What the task asks: Set down all of the data that follows word for word, without the images.

— START OF Input records —

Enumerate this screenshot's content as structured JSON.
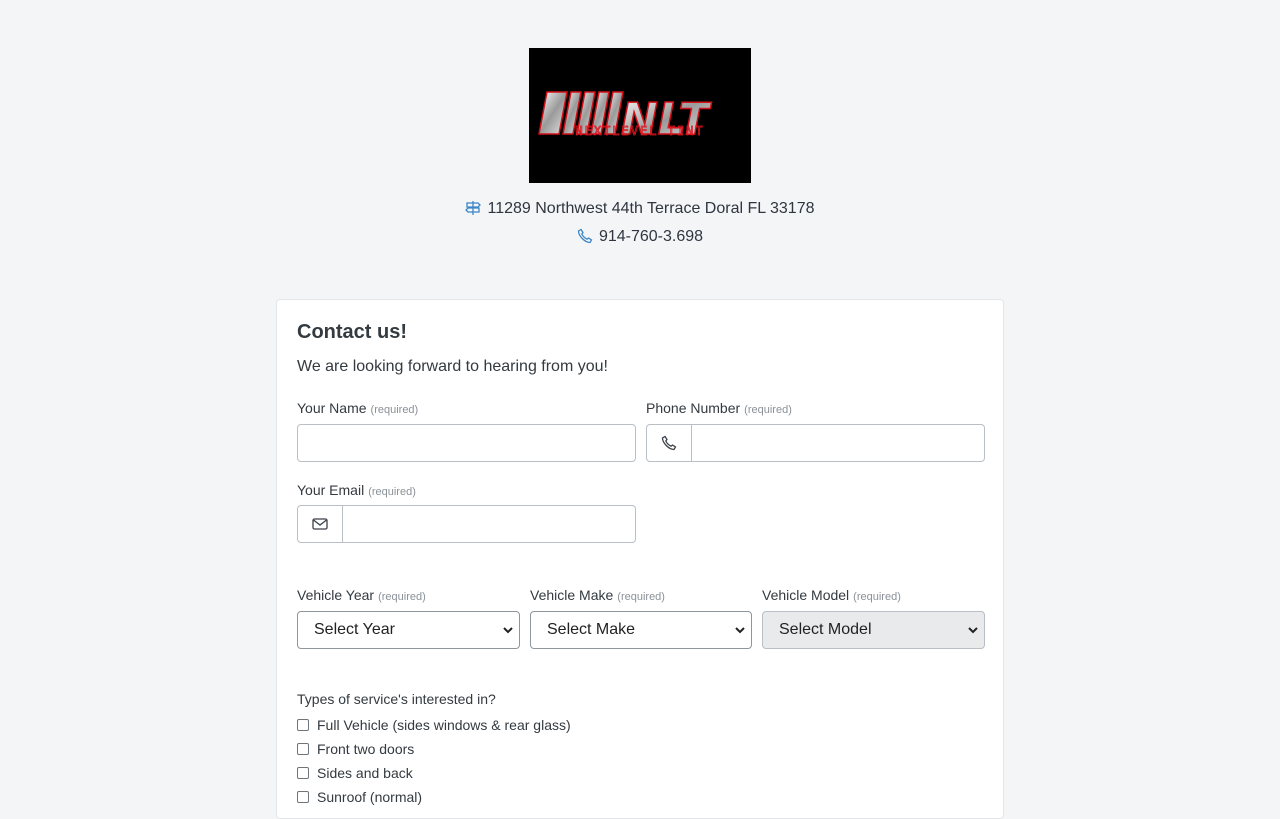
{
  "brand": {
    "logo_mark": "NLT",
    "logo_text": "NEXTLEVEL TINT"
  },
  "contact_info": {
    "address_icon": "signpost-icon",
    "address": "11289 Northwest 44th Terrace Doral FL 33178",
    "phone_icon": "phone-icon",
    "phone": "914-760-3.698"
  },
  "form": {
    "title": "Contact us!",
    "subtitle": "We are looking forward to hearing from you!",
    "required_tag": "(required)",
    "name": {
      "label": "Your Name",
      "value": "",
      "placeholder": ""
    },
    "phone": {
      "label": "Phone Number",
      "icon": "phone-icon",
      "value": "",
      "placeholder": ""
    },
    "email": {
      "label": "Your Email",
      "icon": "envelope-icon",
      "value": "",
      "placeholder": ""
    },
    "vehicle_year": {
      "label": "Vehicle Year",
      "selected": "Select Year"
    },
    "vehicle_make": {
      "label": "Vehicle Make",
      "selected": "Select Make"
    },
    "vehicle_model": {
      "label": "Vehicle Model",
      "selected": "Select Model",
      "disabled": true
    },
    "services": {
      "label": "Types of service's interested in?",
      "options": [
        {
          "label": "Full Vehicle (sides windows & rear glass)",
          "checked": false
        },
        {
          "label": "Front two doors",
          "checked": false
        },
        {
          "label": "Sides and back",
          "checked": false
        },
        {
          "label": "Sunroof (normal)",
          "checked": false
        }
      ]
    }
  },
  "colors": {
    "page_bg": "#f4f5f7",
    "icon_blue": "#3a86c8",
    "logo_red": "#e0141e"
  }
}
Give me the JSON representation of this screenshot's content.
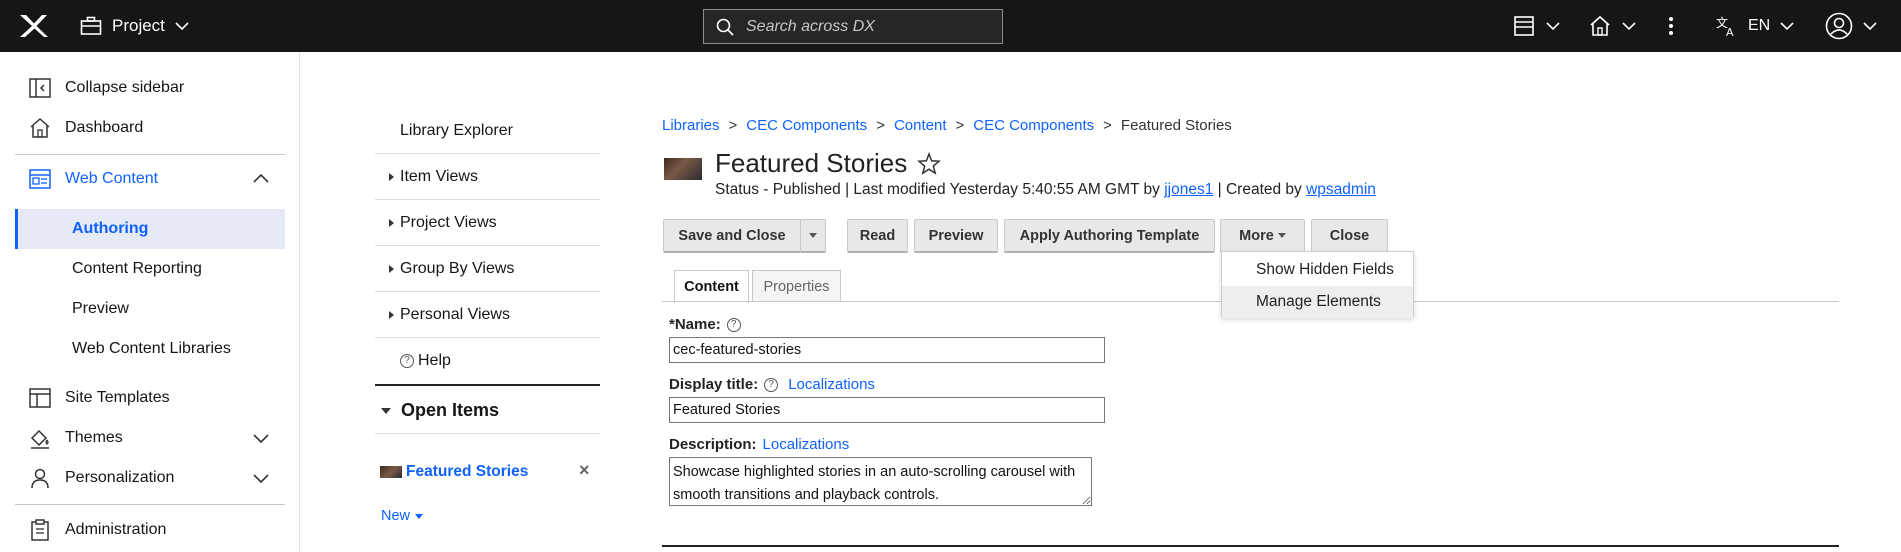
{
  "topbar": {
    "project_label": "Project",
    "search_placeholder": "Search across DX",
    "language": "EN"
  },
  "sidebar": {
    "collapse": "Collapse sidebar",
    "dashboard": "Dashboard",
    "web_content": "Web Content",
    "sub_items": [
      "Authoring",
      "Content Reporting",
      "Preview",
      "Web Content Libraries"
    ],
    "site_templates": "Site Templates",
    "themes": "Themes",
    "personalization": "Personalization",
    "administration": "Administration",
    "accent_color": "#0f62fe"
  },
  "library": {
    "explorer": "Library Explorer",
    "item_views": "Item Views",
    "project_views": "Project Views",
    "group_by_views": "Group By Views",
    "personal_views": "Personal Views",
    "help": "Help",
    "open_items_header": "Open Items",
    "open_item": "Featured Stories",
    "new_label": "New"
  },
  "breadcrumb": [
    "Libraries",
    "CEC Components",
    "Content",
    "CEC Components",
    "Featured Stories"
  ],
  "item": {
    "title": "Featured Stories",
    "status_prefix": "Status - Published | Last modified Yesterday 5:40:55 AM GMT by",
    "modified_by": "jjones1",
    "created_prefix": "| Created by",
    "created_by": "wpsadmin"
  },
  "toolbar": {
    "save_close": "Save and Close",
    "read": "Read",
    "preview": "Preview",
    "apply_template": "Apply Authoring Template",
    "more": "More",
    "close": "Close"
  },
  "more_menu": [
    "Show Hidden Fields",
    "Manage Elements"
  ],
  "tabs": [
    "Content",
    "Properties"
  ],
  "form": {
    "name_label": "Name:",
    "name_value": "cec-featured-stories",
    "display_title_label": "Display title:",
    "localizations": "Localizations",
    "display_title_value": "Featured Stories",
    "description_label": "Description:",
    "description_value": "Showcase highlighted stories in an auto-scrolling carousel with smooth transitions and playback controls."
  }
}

— END OF Input records —

Completed task:
Enumerate this screenshot's content as structured JSON.
{
  "brand": {
    "logo_mark": "NLT",
    "logo_text": "NEXTLEVEL TINT"
  },
  "contact_info": {
    "address_icon": "signpost-icon",
    "address": "11289 Northwest 44th Terrace Doral FL 33178",
    "phone_icon": "phone-icon",
    "phone": "914-760-3.698"
  },
  "form": {
    "title": "Contact us!",
    "subtitle": "We are looking forward to hearing from you!",
    "required_tag": "(required)",
    "name": {
      "label": "Your Name",
      "value": "",
      "placeholder": ""
    },
    "phone": {
      "label": "Phone Number",
      "icon": "phone-icon",
      "value": "",
      "placeholder": ""
    },
    "email": {
      "label": "Your Email",
      "icon": "envelope-icon",
      "value": "",
      "placeholder": ""
    },
    "vehicle_year": {
      "label": "Vehicle Year",
      "selected": "Select Year"
    },
    "vehicle_make": {
      "label": "Vehicle Make",
      "selected": "Select Make"
    },
    "vehicle_model": {
      "label": "Vehicle Model",
      "selected": "Select Model",
      "disabled": true
    },
    "services": {
      "label": "Types of service's interested in?",
      "options": [
        {
          "label": "Full Vehicle (sides windows & rear glass)",
          "checked": false
        },
        {
          "label": "Front two doors",
          "checked": false
        },
        {
          "label": "Sides and back",
          "checked": false
        },
        {
          "label": "Sunroof (normal)",
          "checked": false
        }
      ]
    }
  },
  "colors": {
    "page_bg": "#f4f5f7",
    "icon_blue": "#3a86c8",
    "logo_red": "#e0141e"
  }
}
Give me the JSON representation of this screenshot's content.
{
  "topbar": {
    "project_label": "Project",
    "search_placeholder": "Search across DX",
    "language": "EN"
  },
  "sidebar": {
    "collapse": "Collapse sidebar",
    "dashboard": "Dashboard",
    "web_content": "Web Content",
    "sub_items": [
      "Authoring",
      "Content Reporting",
      "Preview",
      "Web Content Libraries"
    ],
    "site_templates": "Site Templates",
    "themes": "Themes",
    "personalization": "Personalization",
    "administration": "Administration",
    "accent_color": "#0f62fe"
  },
  "library": {
    "explorer": "Library Explorer",
    "item_views": "Item Views",
    "project_views": "Project Views",
    "group_by_views": "Group By Views",
    "personal_views": "Personal Views",
    "help": "Help",
    "open_items_header": "Open Items",
    "open_item": "Featured Stories",
    "new_label": "New"
  },
  "breadcrumb": [
    "Libraries",
    "CEC Components",
    "Content",
    "CEC Components",
    "Featured Stories"
  ],
  "item": {
    "title": "Featured Stories",
    "status_prefix": "Status - Published | Last modified Yesterday 5:40:55 AM GMT by",
    "modified_by": "jjones1",
    "created_prefix": "| Created by",
    "created_by": "wpsadmin"
  },
  "toolbar": {
    "save_close": "Save and Close",
    "read": "Read",
    "preview": "Preview",
    "apply_template": "Apply Authoring Template",
    "more": "More",
    "close": "Close"
  },
  "more_menu": [
    "Show Hidden Fields",
    "Manage Elements"
  ],
  "tabs": [
    "Content",
    "Properties"
  ],
  "form": {
    "name_label": "Name:",
    "name_value": "cec-featured-stories",
    "display_title_label": "Display title:",
    "localizations": "Localizations",
    "display_title_value": "Featured Stories",
    "description_label": "Description:",
    "description_value": "Showcase highlighted stories in an auto-scrolling carousel with smooth transitions and playback controls."
  }
}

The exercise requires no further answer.